### AIM OF THE EXERCISE
Skip any picture you find and retype all the remaining lines exactly.
# INPUT DATA start
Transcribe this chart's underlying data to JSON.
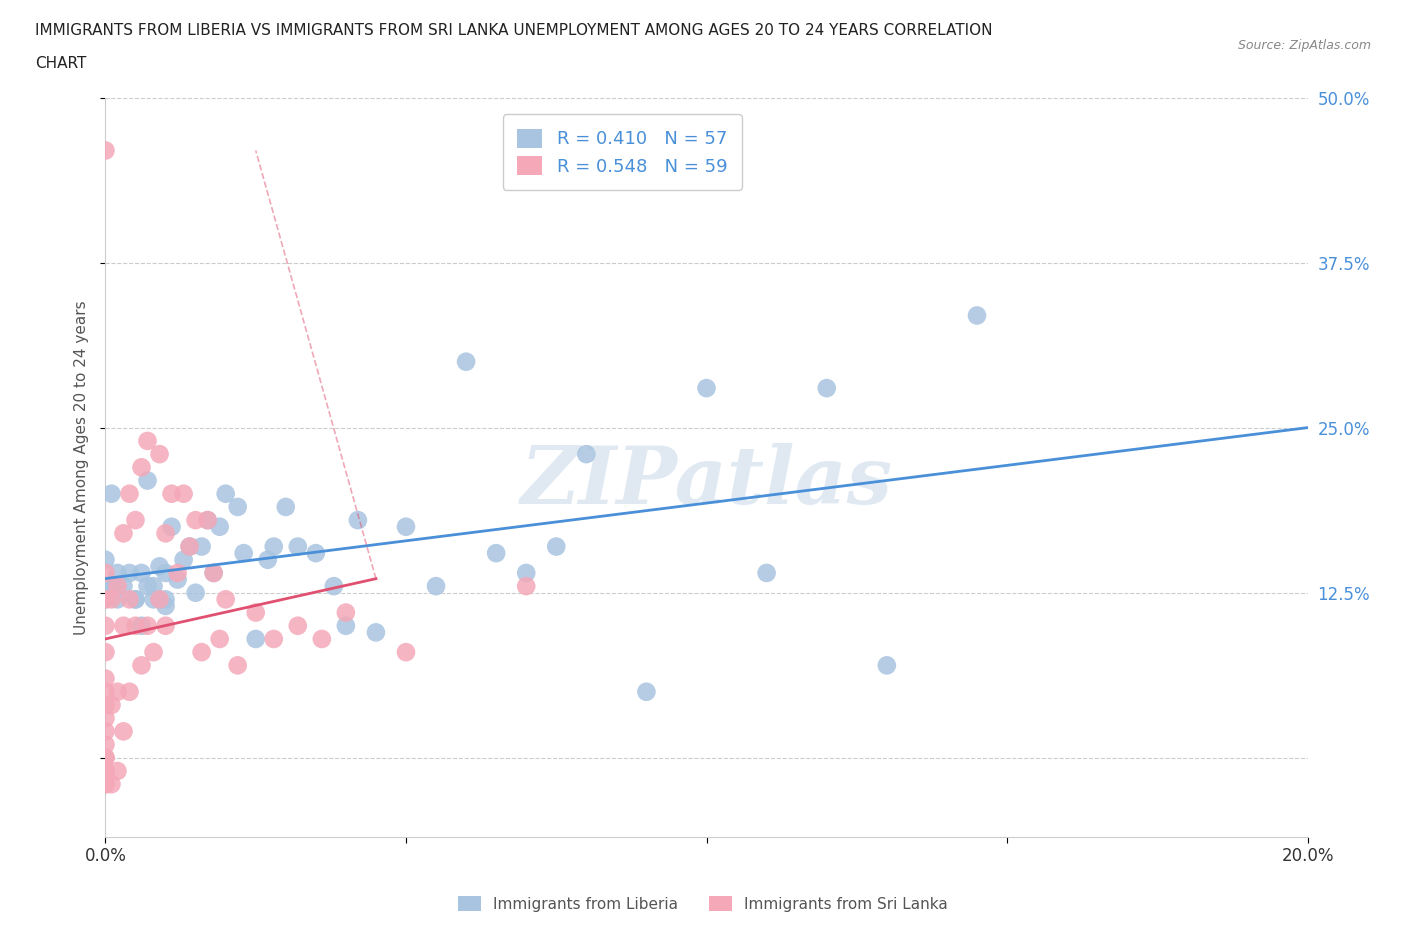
{
  "title_line1": "IMMIGRANTS FROM LIBERIA VS IMMIGRANTS FROM SRI LANKA UNEMPLOYMENT AMONG AGES 20 TO 24 YEARS CORRELATION",
  "title_line2": "CHART",
  "source": "Source: ZipAtlas.com",
  "ylabel": "Unemployment Among Ages 20 to 24 years",
  "xlim": [
    0.0,
    0.2
  ],
  "ylim": [
    -0.06,
    0.5
  ],
  "yticks": [
    0.0,
    0.125,
    0.25,
    0.375,
    0.5
  ],
  "ytick_labels": [
    "",
    "12.5%",
    "25.0%",
    "37.5%",
    "50.0%"
  ],
  "xticks": [
    0.0,
    0.05,
    0.1,
    0.15,
    0.2
  ],
  "xtick_labels": [
    "0.0%",
    "",
    "",
    "",
    "20.0%"
  ],
  "liberia_R": 0.41,
  "liberia_N": 57,
  "srilanka_R": 0.548,
  "srilanka_N": 59,
  "liberia_color": "#a8c4e0",
  "srilanka_color": "#f4a8b8",
  "liberia_line_color": "#4a90d9",
  "srilanka_line_color": "#e05070",
  "watermark": "ZIPatlas",
  "watermark_color": "#c8d8e8",
  "background_color": "#ffffff",
  "liberia_x": [
    0.0,
    0.0,
    0.0,
    0.001,
    0.001,
    0.002,
    0.002,
    0.003,
    0.004,
    0.005,
    0.005,
    0.006,
    0.006,
    0.007,
    0.007,
    0.008,
    0.008,
    0.009,
    0.009,
    0.01,
    0.01,
    0.01,
    0.011,
    0.012,
    0.013,
    0.014,
    0.015,
    0.016,
    0.017,
    0.018,
    0.019,
    0.02,
    0.022,
    0.023,
    0.025,
    0.027,
    0.028,
    0.03,
    0.032,
    0.035,
    0.038,
    0.04,
    0.042,
    0.045,
    0.05,
    0.055,
    0.06,
    0.065,
    0.07,
    0.075,
    0.08,
    0.09,
    0.1,
    0.11,
    0.12,
    0.13,
    0.145
  ],
  "liberia_y": [
    0.12,
    0.13,
    0.15,
    0.13,
    0.2,
    0.12,
    0.14,
    0.13,
    0.14,
    0.12,
    0.12,
    0.1,
    0.14,
    0.13,
    0.21,
    0.12,
    0.13,
    0.12,
    0.145,
    0.115,
    0.12,
    0.14,
    0.175,
    0.135,
    0.15,
    0.16,
    0.125,
    0.16,
    0.18,
    0.14,
    0.175,
    0.2,
    0.19,
    0.155,
    0.09,
    0.15,
    0.16,
    0.19,
    0.16,
    0.155,
    0.13,
    0.1,
    0.18,
    0.095,
    0.175,
    0.13,
    0.3,
    0.155,
    0.14,
    0.16,
    0.23,
    0.05,
    0.28,
    0.14,
    0.28,
    0.07,
    0.335
  ],
  "srilanka_x": [
    0.0,
    0.0,
    0.0,
    0.0,
    0.0,
    0.0,
    0.0,
    0.0,
    0.0,
    0.0,
    0.0,
    0.0,
    0.0,
    0.0,
    0.0,
    0.0,
    0.0,
    0.0,
    0.001,
    0.001,
    0.001,
    0.002,
    0.002,
    0.002,
    0.003,
    0.003,
    0.003,
    0.004,
    0.004,
    0.004,
    0.005,
    0.005,
    0.006,
    0.006,
    0.007,
    0.007,
    0.008,
    0.009,
    0.009,
    0.01,
    0.01,
    0.011,
    0.012,
    0.013,
    0.014,
    0.015,
    0.016,
    0.017,
    0.018,
    0.019,
    0.02,
    0.022,
    0.025,
    0.028,
    0.032,
    0.036,
    0.04,
    0.05,
    0.07
  ],
  "srilanka_y": [
    -0.01,
    -0.01,
    -0.02,
    -0.02,
    -0.01,
    0.0,
    0.0,
    0.01,
    0.02,
    0.03,
    0.04,
    0.05,
    0.06,
    0.08,
    0.1,
    0.12,
    0.14,
    0.46,
    -0.02,
    0.04,
    0.12,
    -0.01,
    0.05,
    0.13,
    0.02,
    0.1,
    0.17,
    0.05,
    0.12,
    0.2,
    0.1,
    0.18,
    0.07,
    0.22,
    0.1,
    0.24,
    0.08,
    0.12,
    0.23,
    0.1,
    0.17,
    0.2,
    0.14,
    0.2,
    0.16,
    0.18,
    0.08,
    0.18,
    0.14,
    0.09,
    0.12,
    0.07,
    0.11,
    0.09,
    0.1,
    0.09,
    0.11,
    0.08,
    0.13
  ],
  "srilanka_line_xlim": [
    0.0,
    0.045
  ],
  "liberia_line_xlim": [
    0.0,
    0.2
  ]
}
# INPUT DATA end
### EXERCISE OUTPUT
Transcribe this chart's underlying data to JSON.
{
  "title_line1": "IMMIGRANTS FROM LIBERIA VS IMMIGRANTS FROM SRI LANKA UNEMPLOYMENT AMONG AGES 20 TO 24 YEARS CORRELATION",
  "title_line2": "CHART",
  "source": "Source: ZipAtlas.com",
  "ylabel": "Unemployment Among Ages 20 to 24 years",
  "xlim": [
    0.0,
    0.2
  ],
  "ylim": [
    -0.06,
    0.5
  ],
  "yticks": [
    0.0,
    0.125,
    0.25,
    0.375,
    0.5
  ],
  "ytick_labels": [
    "",
    "12.5%",
    "25.0%",
    "37.5%",
    "50.0%"
  ],
  "xticks": [
    0.0,
    0.05,
    0.1,
    0.15,
    0.2
  ],
  "xtick_labels": [
    "0.0%",
    "",
    "",
    "",
    "20.0%"
  ],
  "liberia_R": 0.41,
  "liberia_N": 57,
  "srilanka_R": 0.548,
  "srilanka_N": 59,
  "liberia_color": "#a8c4e0",
  "srilanka_color": "#f4a8b8",
  "liberia_line_color": "#4a90d9",
  "srilanka_line_color": "#e05070",
  "watermark": "ZIPatlas",
  "watermark_color": "#c8d8e8",
  "background_color": "#ffffff",
  "liberia_x": [
    0.0,
    0.0,
    0.0,
    0.001,
    0.001,
    0.002,
    0.002,
    0.003,
    0.004,
    0.005,
    0.005,
    0.006,
    0.006,
    0.007,
    0.007,
    0.008,
    0.008,
    0.009,
    0.009,
    0.01,
    0.01,
    0.01,
    0.011,
    0.012,
    0.013,
    0.014,
    0.015,
    0.016,
    0.017,
    0.018,
    0.019,
    0.02,
    0.022,
    0.023,
    0.025,
    0.027,
    0.028,
    0.03,
    0.032,
    0.035,
    0.038,
    0.04,
    0.042,
    0.045,
    0.05,
    0.055,
    0.06,
    0.065,
    0.07,
    0.075,
    0.08,
    0.09,
    0.1,
    0.11,
    0.12,
    0.13,
    0.145
  ],
  "liberia_y": [
    0.12,
    0.13,
    0.15,
    0.13,
    0.2,
    0.12,
    0.14,
    0.13,
    0.14,
    0.12,
    0.12,
    0.1,
    0.14,
    0.13,
    0.21,
    0.12,
    0.13,
    0.12,
    0.145,
    0.115,
    0.12,
    0.14,
    0.175,
    0.135,
    0.15,
    0.16,
    0.125,
    0.16,
    0.18,
    0.14,
    0.175,
    0.2,
    0.19,
    0.155,
    0.09,
    0.15,
    0.16,
    0.19,
    0.16,
    0.155,
    0.13,
    0.1,
    0.18,
    0.095,
    0.175,
    0.13,
    0.3,
    0.155,
    0.14,
    0.16,
    0.23,
    0.05,
    0.28,
    0.14,
    0.28,
    0.07,
    0.335
  ],
  "srilanka_x": [
    0.0,
    0.0,
    0.0,
    0.0,
    0.0,
    0.0,
    0.0,
    0.0,
    0.0,
    0.0,
    0.0,
    0.0,
    0.0,
    0.0,
    0.0,
    0.0,
    0.0,
    0.0,
    0.001,
    0.001,
    0.001,
    0.002,
    0.002,
    0.002,
    0.003,
    0.003,
    0.003,
    0.004,
    0.004,
    0.004,
    0.005,
    0.005,
    0.006,
    0.006,
    0.007,
    0.007,
    0.008,
    0.009,
    0.009,
    0.01,
    0.01,
    0.011,
    0.012,
    0.013,
    0.014,
    0.015,
    0.016,
    0.017,
    0.018,
    0.019,
    0.02,
    0.022,
    0.025,
    0.028,
    0.032,
    0.036,
    0.04,
    0.05,
    0.07
  ],
  "srilanka_y": [
    -0.01,
    -0.01,
    -0.02,
    -0.02,
    -0.01,
    0.0,
    0.0,
    0.01,
    0.02,
    0.03,
    0.04,
    0.05,
    0.06,
    0.08,
    0.1,
    0.12,
    0.14,
    0.46,
    -0.02,
    0.04,
    0.12,
    -0.01,
    0.05,
    0.13,
    0.02,
    0.1,
    0.17,
    0.05,
    0.12,
    0.2,
    0.1,
    0.18,
    0.07,
    0.22,
    0.1,
    0.24,
    0.08,
    0.12,
    0.23,
    0.1,
    0.17,
    0.2,
    0.14,
    0.2,
    0.16,
    0.18,
    0.08,
    0.18,
    0.14,
    0.09,
    0.12,
    0.07,
    0.11,
    0.09,
    0.1,
    0.09,
    0.11,
    0.08,
    0.13
  ],
  "srilanka_line_xlim": [
    0.0,
    0.045
  ],
  "liberia_line_xlim": [
    0.0,
    0.2
  ]
}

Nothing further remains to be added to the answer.